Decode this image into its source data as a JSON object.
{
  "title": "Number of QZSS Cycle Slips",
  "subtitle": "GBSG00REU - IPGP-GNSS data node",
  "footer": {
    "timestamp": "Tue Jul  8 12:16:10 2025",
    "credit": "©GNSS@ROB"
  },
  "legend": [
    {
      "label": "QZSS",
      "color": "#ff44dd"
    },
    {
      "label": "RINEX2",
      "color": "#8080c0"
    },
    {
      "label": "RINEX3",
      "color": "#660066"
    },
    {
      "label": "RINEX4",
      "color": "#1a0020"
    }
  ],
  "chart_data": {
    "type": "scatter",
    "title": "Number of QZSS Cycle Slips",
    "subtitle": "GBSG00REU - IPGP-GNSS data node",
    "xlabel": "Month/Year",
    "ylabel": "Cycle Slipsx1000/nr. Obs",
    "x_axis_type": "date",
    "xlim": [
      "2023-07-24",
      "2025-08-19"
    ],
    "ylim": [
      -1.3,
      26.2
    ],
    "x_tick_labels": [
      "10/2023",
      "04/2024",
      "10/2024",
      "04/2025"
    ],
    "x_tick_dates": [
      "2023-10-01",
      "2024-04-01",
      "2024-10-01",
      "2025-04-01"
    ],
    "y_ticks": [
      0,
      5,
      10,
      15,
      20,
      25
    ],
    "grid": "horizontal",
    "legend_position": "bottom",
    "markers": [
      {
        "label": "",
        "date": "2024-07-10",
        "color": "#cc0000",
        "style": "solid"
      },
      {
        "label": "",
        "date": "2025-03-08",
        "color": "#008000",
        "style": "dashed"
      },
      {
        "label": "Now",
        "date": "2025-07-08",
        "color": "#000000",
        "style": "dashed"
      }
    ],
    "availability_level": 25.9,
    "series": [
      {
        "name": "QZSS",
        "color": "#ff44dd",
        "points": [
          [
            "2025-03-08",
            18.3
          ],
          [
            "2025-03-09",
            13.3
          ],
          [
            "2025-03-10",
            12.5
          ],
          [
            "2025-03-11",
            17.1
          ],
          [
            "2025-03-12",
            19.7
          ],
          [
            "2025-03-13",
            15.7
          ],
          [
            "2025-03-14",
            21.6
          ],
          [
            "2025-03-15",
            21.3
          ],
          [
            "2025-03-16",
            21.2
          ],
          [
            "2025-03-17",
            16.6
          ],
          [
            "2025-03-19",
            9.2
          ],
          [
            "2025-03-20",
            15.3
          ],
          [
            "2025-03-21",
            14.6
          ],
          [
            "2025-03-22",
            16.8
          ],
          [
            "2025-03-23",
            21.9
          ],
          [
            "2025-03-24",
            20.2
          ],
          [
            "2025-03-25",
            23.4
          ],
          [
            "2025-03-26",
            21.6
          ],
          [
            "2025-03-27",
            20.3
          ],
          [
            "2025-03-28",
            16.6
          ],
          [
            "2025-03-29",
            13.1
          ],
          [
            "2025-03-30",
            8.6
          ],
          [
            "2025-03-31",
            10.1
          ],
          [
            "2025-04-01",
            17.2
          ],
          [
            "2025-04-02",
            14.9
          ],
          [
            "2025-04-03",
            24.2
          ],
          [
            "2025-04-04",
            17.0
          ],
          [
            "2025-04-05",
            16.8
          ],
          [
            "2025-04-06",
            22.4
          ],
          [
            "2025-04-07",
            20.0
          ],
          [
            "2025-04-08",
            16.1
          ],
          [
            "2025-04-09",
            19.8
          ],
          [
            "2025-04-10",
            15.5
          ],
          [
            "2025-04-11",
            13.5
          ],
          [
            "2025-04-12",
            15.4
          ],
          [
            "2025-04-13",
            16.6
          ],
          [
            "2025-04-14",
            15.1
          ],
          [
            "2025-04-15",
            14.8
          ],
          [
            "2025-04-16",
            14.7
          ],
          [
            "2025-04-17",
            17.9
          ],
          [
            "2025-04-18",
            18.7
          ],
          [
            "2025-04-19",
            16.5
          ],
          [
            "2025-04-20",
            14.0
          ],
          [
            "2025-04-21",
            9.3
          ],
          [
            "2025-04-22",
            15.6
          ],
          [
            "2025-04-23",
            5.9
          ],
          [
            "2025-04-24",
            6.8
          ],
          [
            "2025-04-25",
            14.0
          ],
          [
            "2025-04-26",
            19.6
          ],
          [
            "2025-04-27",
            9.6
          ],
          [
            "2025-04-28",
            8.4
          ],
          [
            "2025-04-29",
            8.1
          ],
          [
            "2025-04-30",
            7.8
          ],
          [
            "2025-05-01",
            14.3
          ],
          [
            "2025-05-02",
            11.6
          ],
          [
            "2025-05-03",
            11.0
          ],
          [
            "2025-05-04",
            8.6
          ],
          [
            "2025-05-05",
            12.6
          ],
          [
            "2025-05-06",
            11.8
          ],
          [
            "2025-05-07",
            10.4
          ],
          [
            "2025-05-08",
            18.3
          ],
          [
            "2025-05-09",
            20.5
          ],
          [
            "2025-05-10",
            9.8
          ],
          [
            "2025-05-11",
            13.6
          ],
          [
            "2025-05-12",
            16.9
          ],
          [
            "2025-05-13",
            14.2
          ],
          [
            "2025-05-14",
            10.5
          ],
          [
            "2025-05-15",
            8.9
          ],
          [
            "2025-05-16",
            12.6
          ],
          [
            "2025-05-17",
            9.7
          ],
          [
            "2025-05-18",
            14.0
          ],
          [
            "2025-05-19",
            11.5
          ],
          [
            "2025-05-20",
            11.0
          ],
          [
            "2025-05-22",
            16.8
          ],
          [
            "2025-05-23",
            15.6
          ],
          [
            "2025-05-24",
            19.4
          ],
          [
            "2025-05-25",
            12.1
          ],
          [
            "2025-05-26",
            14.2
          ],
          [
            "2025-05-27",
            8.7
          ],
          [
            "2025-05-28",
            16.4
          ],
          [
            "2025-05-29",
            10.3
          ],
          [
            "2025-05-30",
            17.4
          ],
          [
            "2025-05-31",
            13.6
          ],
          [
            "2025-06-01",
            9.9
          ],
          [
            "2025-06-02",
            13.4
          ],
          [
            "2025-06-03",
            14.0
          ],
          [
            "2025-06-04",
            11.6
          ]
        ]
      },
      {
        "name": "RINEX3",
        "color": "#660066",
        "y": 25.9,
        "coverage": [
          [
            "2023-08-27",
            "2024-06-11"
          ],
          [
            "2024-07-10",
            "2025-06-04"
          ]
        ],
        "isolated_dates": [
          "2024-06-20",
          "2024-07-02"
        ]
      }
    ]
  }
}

════════════════

What you are asked to do: Please repeat all the records above exactly as they appear.

Solved problem:
Decode this image into its source data as a JSON object.
{
  "title": "Number of QZSS Cycle Slips",
  "subtitle": "GBSG00REU - IPGP-GNSS data node",
  "footer": {
    "timestamp": "Tue Jul  8 12:16:10 2025",
    "credit": "©GNSS@ROB"
  },
  "legend": [
    {
      "label": "QZSS",
      "color": "#ff44dd"
    },
    {
      "label": "RINEX2",
      "color": "#8080c0"
    },
    {
      "label": "RINEX3",
      "color": "#660066"
    },
    {
      "label": "RINEX4",
      "color": "#1a0020"
    }
  ],
  "chart_data": {
    "type": "scatter",
    "title": "Number of QZSS Cycle Slips",
    "subtitle": "GBSG00REU - IPGP-GNSS data node",
    "xlabel": "Month/Year",
    "ylabel": "Cycle Slipsx1000/nr. Obs",
    "x_axis_type": "date",
    "xlim": [
      "2023-07-24",
      "2025-08-19"
    ],
    "ylim": [
      -1.3,
      26.2
    ],
    "x_tick_labels": [
      "10/2023",
      "04/2024",
      "10/2024",
      "04/2025"
    ],
    "x_tick_dates": [
      "2023-10-01",
      "2024-04-01",
      "2024-10-01",
      "2025-04-01"
    ],
    "y_ticks": [
      0,
      5,
      10,
      15,
      20,
      25
    ],
    "grid": "horizontal",
    "legend_position": "bottom",
    "markers": [
      {
        "label": "",
        "date": "2024-07-10",
        "color": "#cc0000",
        "style": "solid"
      },
      {
        "label": "",
        "date": "2025-03-08",
        "color": "#008000",
        "style": "dashed"
      },
      {
        "label": "Now",
        "date": "2025-07-08",
        "color": "#000000",
        "style": "dashed"
      }
    ],
    "availability_level": 25.9,
    "series": [
      {
        "name": "QZSS",
        "color": "#ff44dd",
        "points": [
          [
            "2025-03-08",
            18.3
          ],
          [
            "2025-03-09",
            13.3
          ],
          [
            "2025-03-10",
            12.5
          ],
          [
            "2025-03-11",
            17.1
          ],
          [
            "2025-03-12",
            19.7
          ],
          [
            "2025-03-13",
            15.7
          ],
          [
            "2025-03-14",
            21.6
          ],
          [
            "2025-03-15",
            21.3
          ],
          [
            "2025-03-16",
            21.2
          ],
          [
            "2025-03-17",
            16.6
          ],
          [
            "2025-03-19",
            9.2
          ],
          [
            "2025-03-20",
            15.3
          ],
          [
            "2025-03-21",
            14.6
          ],
          [
            "2025-03-22",
            16.8
          ],
          [
            "2025-03-23",
            21.9
          ],
          [
            "2025-03-24",
            20.2
          ],
          [
            "2025-03-25",
            23.4
          ],
          [
            "2025-03-26",
            21.6
          ],
          [
            "2025-03-27",
            20.3
          ],
          [
            "2025-03-28",
            16.6
          ],
          [
            "2025-03-29",
            13.1
          ],
          [
            "2025-03-30",
            8.6
          ],
          [
            "2025-03-31",
            10.1
          ],
          [
            "2025-04-01",
            17.2
          ],
          [
            "2025-04-02",
            14.9
          ],
          [
            "2025-04-03",
            24.2
          ],
          [
            "2025-04-04",
            17.0
          ],
          [
            "2025-04-05",
            16.8
          ],
          [
            "2025-04-06",
            22.4
          ],
          [
            "2025-04-07",
            20.0
          ],
          [
            "2025-04-08",
            16.1
          ],
          [
            "2025-04-09",
            19.8
          ],
          [
            "2025-04-10",
            15.5
          ],
          [
            "2025-04-11",
            13.5
          ],
          [
            "2025-04-12",
            15.4
          ],
          [
            "2025-04-13",
            16.6
          ],
          [
            "2025-04-14",
            15.1
          ],
          [
            "2025-04-15",
            14.8
          ],
          [
            "2025-04-16",
            14.7
          ],
          [
            "2025-04-17",
            17.9
          ],
          [
            "2025-04-18",
            18.7
          ],
          [
            "2025-04-19",
            16.5
          ],
          [
            "2025-04-20",
            14.0
          ],
          [
            "2025-04-21",
            9.3
          ],
          [
            "2025-04-22",
            15.6
          ],
          [
            "2025-04-23",
            5.9
          ],
          [
            "2025-04-24",
            6.8
          ],
          [
            "2025-04-25",
            14.0
          ],
          [
            "2025-04-26",
            19.6
          ],
          [
            "2025-04-27",
            9.6
          ],
          [
            "2025-04-28",
            8.4
          ],
          [
            "2025-04-29",
            8.1
          ],
          [
            "2025-04-30",
            7.8
          ],
          [
            "2025-05-01",
            14.3
          ],
          [
            "2025-05-02",
            11.6
          ],
          [
            "2025-05-03",
            11.0
          ],
          [
            "2025-05-04",
            8.6
          ],
          [
            "2025-05-05",
            12.6
          ],
          [
            "2025-05-06",
            11.8
          ],
          [
            "2025-05-07",
            10.4
          ],
          [
            "2025-05-08",
            18.3
          ],
          [
            "2025-05-09",
            20.5
          ],
          [
            "2025-05-10",
            9.8
          ],
          [
            "2025-05-11",
            13.6
          ],
          [
            "2025-05-12",
            16.9
          ],
          [
            "2025-05-13",
            14.2
          ],
          [
            "2025-05-14",
            10.5
          ],
          [
            "2025-05-15",
            8.9
          ],
          [
            "2025-05-16",
            12.6
          ],
          [
            "2025-05-17",
            9.7
          ],
          [
            "2025-05-18",
            14.0
          ],
          [
            "2025-05-19",
            11.5
          ],
          [
            "2025-05-20",
            11.0
          ],
          [
            "2025-05-22",
            16.8
          ],
          [
            "2025-05-23",
            15.6
          ],
          [
            "2025-05-24",
            19.4
          ],
          [
            "2025-05-25",
            12.1
          ],
          [
            "2025-05-26",
            14.2
          ],
          [
            "2025-05-27",
            8.7
          ],
          [
            "2025-05-28",
            16.4
          ],
          [
            "2025-05-29",
            10.3
          ],
          [
            "2025-05-30",
            17.4
          ],
          [
            "2025-05-31",
            13.6
          ],
          [
            "2025-06-01",
            9.9
          ],
          [
            "2025-06-02",
            13.4
          ],
          [
            "2025-06-03",
            14.0
          ],
          [
            "2025-06-04",
            11.6
          ]
        ]
      },
      {
        "name": "RINEX3",
        "color": "#660066",
        "y": 25.9,
        "coverage": [
          [
            "2023-08-27",
            "2024-06-11"
          ],
          [
            "2024-07-10",
            "2025-06-04"
          ]
        ],
        "isolated_dates": [
          "2024-06-20",
          "2024-07-02"
        ]
      }
    ]
  }
}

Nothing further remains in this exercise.